Echo the records below from the line containing "give bounding boxes" through the line containing "device-status: 已停用 (92, 208, 129, 222)", including both of those lines. Omit the pictures from your output.

== Records for this exercise ==

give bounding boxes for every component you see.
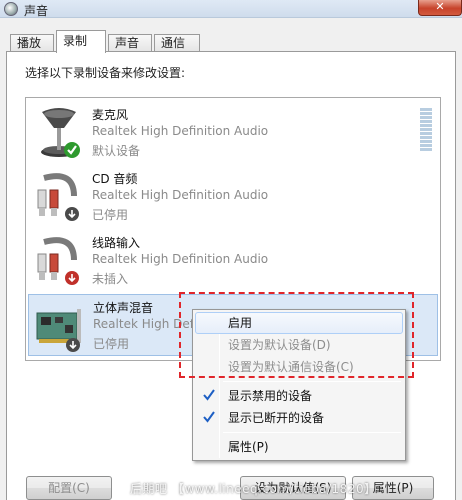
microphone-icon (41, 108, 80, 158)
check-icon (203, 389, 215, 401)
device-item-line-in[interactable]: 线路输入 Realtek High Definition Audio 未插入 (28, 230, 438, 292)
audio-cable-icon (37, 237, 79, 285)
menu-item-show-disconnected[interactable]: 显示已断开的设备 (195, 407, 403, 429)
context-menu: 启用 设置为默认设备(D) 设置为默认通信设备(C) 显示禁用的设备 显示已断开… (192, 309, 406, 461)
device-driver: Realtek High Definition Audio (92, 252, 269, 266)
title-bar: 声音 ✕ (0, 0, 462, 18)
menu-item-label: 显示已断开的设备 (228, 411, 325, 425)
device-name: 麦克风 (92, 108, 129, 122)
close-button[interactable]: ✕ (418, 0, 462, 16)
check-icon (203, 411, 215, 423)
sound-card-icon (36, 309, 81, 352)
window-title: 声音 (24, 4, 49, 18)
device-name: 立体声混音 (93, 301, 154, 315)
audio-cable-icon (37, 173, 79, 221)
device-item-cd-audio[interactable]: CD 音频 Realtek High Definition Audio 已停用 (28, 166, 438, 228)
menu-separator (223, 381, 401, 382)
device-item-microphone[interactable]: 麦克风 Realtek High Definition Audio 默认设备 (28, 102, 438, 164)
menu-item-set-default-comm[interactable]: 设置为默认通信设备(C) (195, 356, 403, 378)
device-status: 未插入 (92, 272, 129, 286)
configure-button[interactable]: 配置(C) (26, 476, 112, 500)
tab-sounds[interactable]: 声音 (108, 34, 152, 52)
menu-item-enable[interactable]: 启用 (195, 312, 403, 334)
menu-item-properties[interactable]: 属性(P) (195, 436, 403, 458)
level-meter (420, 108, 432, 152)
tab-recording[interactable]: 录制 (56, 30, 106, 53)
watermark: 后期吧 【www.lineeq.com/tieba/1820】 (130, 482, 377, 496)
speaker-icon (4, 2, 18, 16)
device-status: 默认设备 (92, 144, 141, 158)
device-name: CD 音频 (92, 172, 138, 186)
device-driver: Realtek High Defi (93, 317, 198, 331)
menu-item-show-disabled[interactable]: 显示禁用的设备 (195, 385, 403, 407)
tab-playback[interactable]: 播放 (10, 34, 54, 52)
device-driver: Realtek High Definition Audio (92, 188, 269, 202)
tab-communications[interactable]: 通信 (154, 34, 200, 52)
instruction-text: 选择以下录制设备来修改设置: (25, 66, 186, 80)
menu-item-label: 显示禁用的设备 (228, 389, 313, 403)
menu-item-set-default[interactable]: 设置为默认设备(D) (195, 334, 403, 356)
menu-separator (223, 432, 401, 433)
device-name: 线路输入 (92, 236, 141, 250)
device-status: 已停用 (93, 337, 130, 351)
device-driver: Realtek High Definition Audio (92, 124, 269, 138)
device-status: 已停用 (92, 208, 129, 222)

===
== Records for this exercise ==

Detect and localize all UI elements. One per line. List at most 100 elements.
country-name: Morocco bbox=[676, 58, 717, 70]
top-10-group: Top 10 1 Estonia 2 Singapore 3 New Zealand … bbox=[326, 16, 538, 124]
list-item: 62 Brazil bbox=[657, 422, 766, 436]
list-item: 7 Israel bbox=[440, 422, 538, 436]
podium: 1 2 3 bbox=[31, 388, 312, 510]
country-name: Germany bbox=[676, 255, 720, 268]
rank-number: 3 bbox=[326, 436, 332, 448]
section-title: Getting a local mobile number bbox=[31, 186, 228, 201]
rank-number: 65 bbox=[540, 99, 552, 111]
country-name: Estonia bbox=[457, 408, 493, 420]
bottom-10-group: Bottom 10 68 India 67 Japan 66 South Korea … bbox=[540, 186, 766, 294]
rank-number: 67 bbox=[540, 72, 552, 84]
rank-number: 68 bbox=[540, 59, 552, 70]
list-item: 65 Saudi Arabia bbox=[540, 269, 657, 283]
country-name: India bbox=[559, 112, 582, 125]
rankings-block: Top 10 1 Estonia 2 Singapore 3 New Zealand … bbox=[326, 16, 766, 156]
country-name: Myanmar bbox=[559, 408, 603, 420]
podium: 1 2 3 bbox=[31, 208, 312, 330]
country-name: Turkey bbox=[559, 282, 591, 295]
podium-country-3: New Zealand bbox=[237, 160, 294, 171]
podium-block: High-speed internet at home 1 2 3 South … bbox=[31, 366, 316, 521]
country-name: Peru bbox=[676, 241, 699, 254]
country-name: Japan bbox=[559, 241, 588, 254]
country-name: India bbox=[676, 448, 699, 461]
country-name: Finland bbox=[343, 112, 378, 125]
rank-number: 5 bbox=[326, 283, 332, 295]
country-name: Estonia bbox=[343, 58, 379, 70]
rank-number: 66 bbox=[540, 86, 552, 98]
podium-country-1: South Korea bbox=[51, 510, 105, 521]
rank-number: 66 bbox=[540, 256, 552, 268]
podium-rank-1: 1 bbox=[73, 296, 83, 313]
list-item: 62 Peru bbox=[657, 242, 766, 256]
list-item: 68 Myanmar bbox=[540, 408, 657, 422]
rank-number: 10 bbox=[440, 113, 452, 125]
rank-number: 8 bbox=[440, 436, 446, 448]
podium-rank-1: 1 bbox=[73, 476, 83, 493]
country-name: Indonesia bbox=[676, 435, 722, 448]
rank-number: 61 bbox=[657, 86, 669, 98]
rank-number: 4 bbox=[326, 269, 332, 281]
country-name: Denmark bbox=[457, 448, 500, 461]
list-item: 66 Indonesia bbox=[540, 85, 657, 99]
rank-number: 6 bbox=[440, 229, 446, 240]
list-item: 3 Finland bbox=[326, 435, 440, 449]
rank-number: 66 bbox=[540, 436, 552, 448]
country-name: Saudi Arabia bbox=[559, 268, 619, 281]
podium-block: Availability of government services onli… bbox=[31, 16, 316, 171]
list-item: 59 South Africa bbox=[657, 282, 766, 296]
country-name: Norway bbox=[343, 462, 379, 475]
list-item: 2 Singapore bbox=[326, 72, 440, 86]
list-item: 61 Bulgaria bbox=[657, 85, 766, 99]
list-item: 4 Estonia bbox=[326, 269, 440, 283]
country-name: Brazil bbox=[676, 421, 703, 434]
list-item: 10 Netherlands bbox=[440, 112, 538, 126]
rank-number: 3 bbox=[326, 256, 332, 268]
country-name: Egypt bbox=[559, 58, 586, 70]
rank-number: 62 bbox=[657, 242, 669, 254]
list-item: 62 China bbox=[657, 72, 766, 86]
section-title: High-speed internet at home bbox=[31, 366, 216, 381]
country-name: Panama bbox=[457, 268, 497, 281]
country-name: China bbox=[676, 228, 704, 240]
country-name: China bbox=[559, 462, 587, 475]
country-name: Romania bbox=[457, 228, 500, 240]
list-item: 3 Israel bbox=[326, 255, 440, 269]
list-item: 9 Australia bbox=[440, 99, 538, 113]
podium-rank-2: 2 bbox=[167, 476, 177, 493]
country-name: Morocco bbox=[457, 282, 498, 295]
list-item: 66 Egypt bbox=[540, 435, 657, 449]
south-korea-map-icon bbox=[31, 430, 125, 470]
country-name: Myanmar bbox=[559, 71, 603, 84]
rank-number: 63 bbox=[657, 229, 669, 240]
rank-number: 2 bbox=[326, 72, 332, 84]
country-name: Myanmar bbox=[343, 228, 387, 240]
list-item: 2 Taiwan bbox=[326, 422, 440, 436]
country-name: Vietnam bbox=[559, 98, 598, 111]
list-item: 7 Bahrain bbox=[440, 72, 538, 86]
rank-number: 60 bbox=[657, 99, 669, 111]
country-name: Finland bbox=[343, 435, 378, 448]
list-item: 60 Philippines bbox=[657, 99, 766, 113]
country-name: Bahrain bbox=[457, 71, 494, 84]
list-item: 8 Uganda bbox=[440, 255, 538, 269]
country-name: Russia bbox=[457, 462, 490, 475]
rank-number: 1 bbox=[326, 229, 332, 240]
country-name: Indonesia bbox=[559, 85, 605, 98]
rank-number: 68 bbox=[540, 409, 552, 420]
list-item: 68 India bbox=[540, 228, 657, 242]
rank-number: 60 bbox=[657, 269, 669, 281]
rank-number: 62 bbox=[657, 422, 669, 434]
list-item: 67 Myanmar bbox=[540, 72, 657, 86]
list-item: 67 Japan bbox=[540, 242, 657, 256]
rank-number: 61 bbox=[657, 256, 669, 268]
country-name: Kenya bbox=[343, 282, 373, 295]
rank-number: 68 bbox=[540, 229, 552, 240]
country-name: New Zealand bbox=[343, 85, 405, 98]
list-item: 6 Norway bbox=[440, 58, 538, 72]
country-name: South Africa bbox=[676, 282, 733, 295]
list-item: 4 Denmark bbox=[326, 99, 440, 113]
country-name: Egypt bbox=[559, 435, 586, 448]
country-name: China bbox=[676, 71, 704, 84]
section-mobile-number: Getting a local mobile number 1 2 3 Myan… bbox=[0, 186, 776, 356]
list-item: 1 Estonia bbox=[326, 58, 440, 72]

===

* [Reply]
give bounding boxes for every component you see.
microphone-icon (41, 108, 80, 158)
check-icon (203, 389, 215, 401)
device-item-line-in[interactable]: 线路输入 Realtek High Definition Audio 未插入 (28, 230, 438, 292)
audio-cable-icon (37, 237, 79, 285)
menu-item-show-disconnected[interactable]: 显示已断开的设备 (195, 407, 403, 429)
context-menu: 启用 设置为默认设备(D) 设置为默认通信设备(C) 显示禁用的设备 显示已断开… (192, 309, 406, 461)
device-driver: Realtek High Definition Audio (92, 252, 269, 266)
title-bar: 声音 ✕ (0, 0, 462, 18)
menu-item-label: 显示已断开的设备 (228, 411, 325, 425)
device-name: 麦克风 (92, 108, 129, 122)
close-button[interactable]: ✕ (418, 0, 462, 16)
check-icon (203, 411, 215, 423)
sound-card-icon (36, 309, 81, 352)
window-title: 声音 (24, 4, 49, 18)
device-name: 立体声混音 (93, 301, 154, 315)
audio-cable-icon (37, 173, 79, 221)
device-item-cd-audio[interactable]: CD 音频 Realtek High Definition Audio 已停用 (28, 166, 438, 228)
menu-separator (223, 381, 401, 382)
device-item-microphone[interactable]: 麦克风 Realtek High Definition Audio 默认设备 (28, 102, 438, 164)
menu-item-set-default-comm[interactable]: 设置为默认通信设备(C) (195, 356, 403, 378)
device-status: 未插入 (92, 272, 129, 286)
configure-button[interactable]: 配置(C) (26, 476, 112, 500)
tab-sounds[interactable]: 声音 (108, 34, 152, 52)
menu-item-enable[interactable]: 启用 (195, 312, 403, 334)
menu-item-properties[interactable]: 属性(P) (195, 436, 403, 458)
level-meter (420, 108, 432, 152)
tab-recording[interactable]: 录制 (56, 30, 106, 53)
watermark: 后期吧 【www.lineeq.com/tieba/1820】 (130, 482, 377, 496)
speaker-icon (4, 2, 18, 16)
device-status: 默认设备 (92, 144, 141, 158)
device-name: CD 音频 (92, 172, 138, 186)
device-driver: Realtek High Defi (93, 317, 198, 331)
menu-item-show-disabled[interactable]: 显示禁用的设备 (195, 385, 403, 407)
tab-playback[interactable]: 播放 (10, 34, 54, 52)
device-driver: Realtek High Definition Audio (92, 188, 269, 202)
tab-communications[interactable]: 通信 (154, 34, 200, 52)
instruction-text: 选择以下录制设备来修改设置: (25, 66, 186, 80)
menu-item-label: 显示禁用的设备 (228, 389, 313, 403)
menu-item-set-default[interactable]: 设置为默认设备(D) (195, 334, 403, 356)
menu-separator (223, 432, 401, 433)
device-name: 线路输入 (92, 236, 141, 250)
device-status: 已停用 (93, 337, 130, 351)
device-driver: Realtek High Definition Audio (92, 124, 269, 138)
device-status: 已停用 (92, 208, 129, 222)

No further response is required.